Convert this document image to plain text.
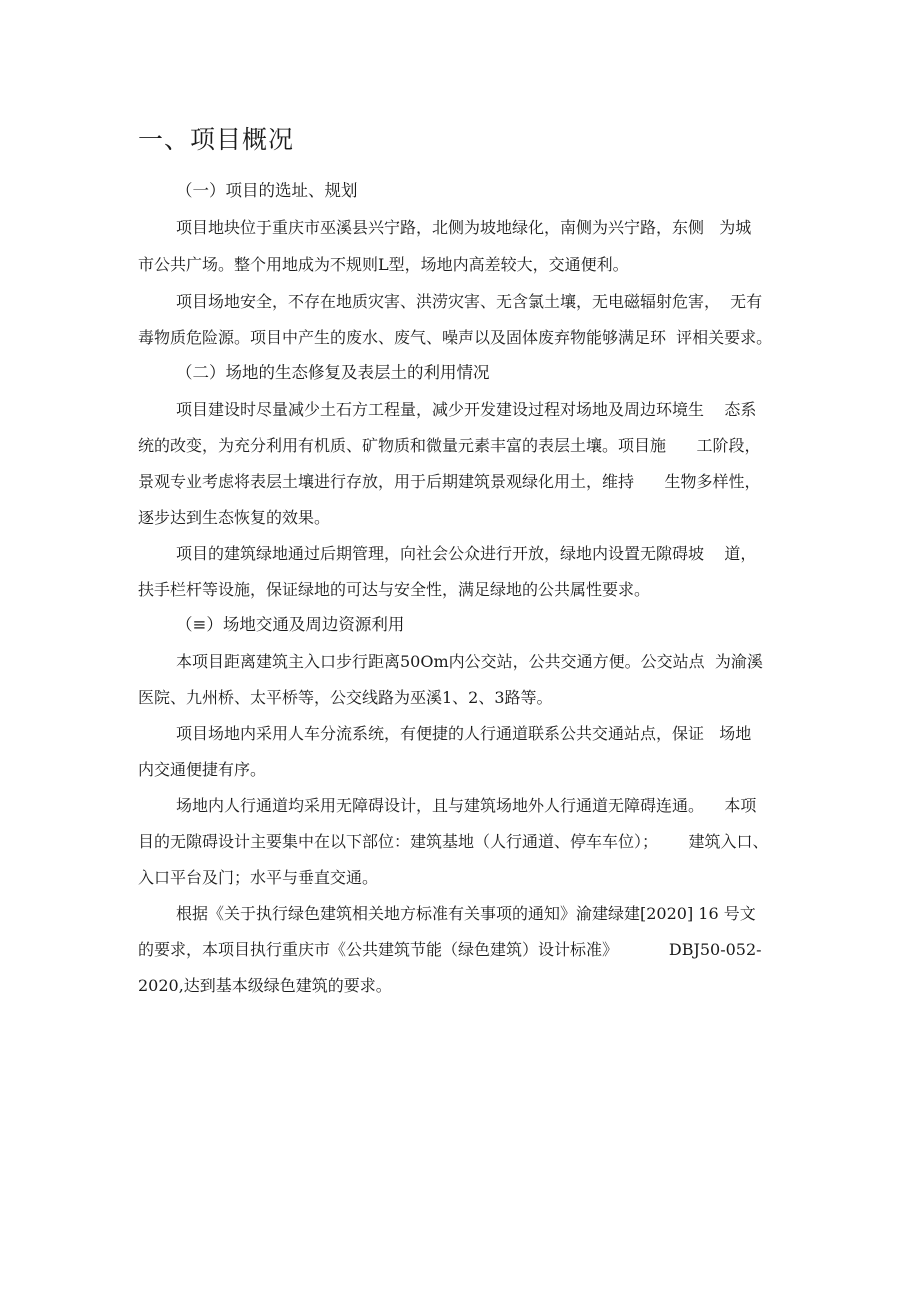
一、项目概况
（一）项目的选址、规划
项目地块位于重庆市巫溪县兴宁路，北侧为坡地绿化，南侧为兴宁路，东侧   为城
市公共广场。整个用地成为不规则L型，场地内高差较大，交通便利。
项目场地安全，不存在地质灾害、洪涝灾害、无含氯土壤，无电磁辐射危害，  无有
毒物质危险源。项目中产生的废水、废气、噪声以及固体废弃物能够满足环  评相关要求。
（二）场地的生态修复及表层土的利用情况
项目建设时尽量减少土石方工程量，减少开发建设过程对场地及周边环境生    态系
统的改变，为充分利用有机质、矿物质和微量元素丰富的表层土壤。项目施      工阶段，
景观专业考虑将表层土壤进行存放，用于后期建筑景观绿化用土，维持      生物多样性，
逐步达到生态恢复的效果。
项目的建筑绿地通过后期管理，向社会公众进行开放，绿地内设置无隙碍坡    道，
扶手栏杆等设施，保证绿地的可达与安全性，满足绿地的公共属性要求。
（≡）场地交通及周边资源利用
本项目距离建筑主入口步行距离50Om内公交站，公共交通方便。公交站点  为渝溪
医院、九州桥、太平桥等，公交线路为巫溪1、2、3路等。
项目场地内采用人车分流系统，有便捷的人行通道联系公共交通站点，保证   场地
内交通便捷有序。
场地内人行通道均采用无障碍设计，且与建筑场地外人行通道无障碍连通。    本项
目的无隙碍设计主要集中在以下部位：建筑基地（人行通道、停车车位）；      建筑入口、
入口平台及门；水平与垂直交通。
根据《关于执行绿色建筑相关地方标准有关事项的通知》渝建绿建[2020] 16 号文
的要求，本项目执行重庆市《公共建筑节能（绿色建筑）设计标准》          DBJ50-052-
2020,达到基本级绿色建筑的要求。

• PROBLEM REQUIREMENTS
Each entry must be retyped word for word, with every image omitted.

• RESPONSE BELOW
Convert this document image to plain text.
一、项目概况
（一）项目的选址、规划
项目地块位于重庆市巫溪县兴宁路，北侧为坡地绿化，南侧为兴宁路，东侧   为城
市公共广场。整个用地成为不规则L型，场地内高差较大，交通便利。
项目场地安全，不存在地质灾害、洪涝灾害、无含氯土壤，无电磁辐射危害，  无有
毒物质危险源。项目中产生的废水、废气、噪声以及固体废弃物能够满足环  评相关要求。
（二）场地的生态修复及表层土的利用情况
项目建设时尽量减少土石方工程量，减少开发建设过程对场地及周边环境生    态系
统的改变，为充分利用有机质、矿物质和微量元素丰富的表层土壤。项目施      工阶段，
景观专业考虑将表层土壤进行存放，用于后期建筑景观绿化用土，维持      生物多样性，
逐步达到生态恢复的效果。
项目的建筑绿地通过后期管理，向社会公众进行开放，绿地内设置无隙碍坡    道，
扶手栏杆等设施，保证绿地的可达与安全性，满足绿地的公共属性要求。
（≡）场地交通及周边资源利用
本项目距离建筑主入口步行距离50Om内公交站，公共交通方便。公交站点  为渝溪
医院、九州桥、太平桥等，公交线路为巫溪1、2、3路等。
项目场地内采用人车分流系统，有便捷的人行通道联系公共交通站点，保证   场地
内交通便捷有序。
场地内人行通道均采用无障碍设计，且与建筑场地外人行通道无障碍连通。    本项
目的无隙碍设计主要集中在以下部位：建筑基地（人行通道、停车车位）；      建筑入口、
入口平台及门；水平与垂直交通。
根据《关于执行绿色建筑相关地方标准有关事项的通知》渝建绿建[2020] 16 号文
的要求，本项目执行重庆市《公共建筑节能（绿色建筑）设计标准》          DBJ50-052-
2020,达到基本级绿色建筑的要求。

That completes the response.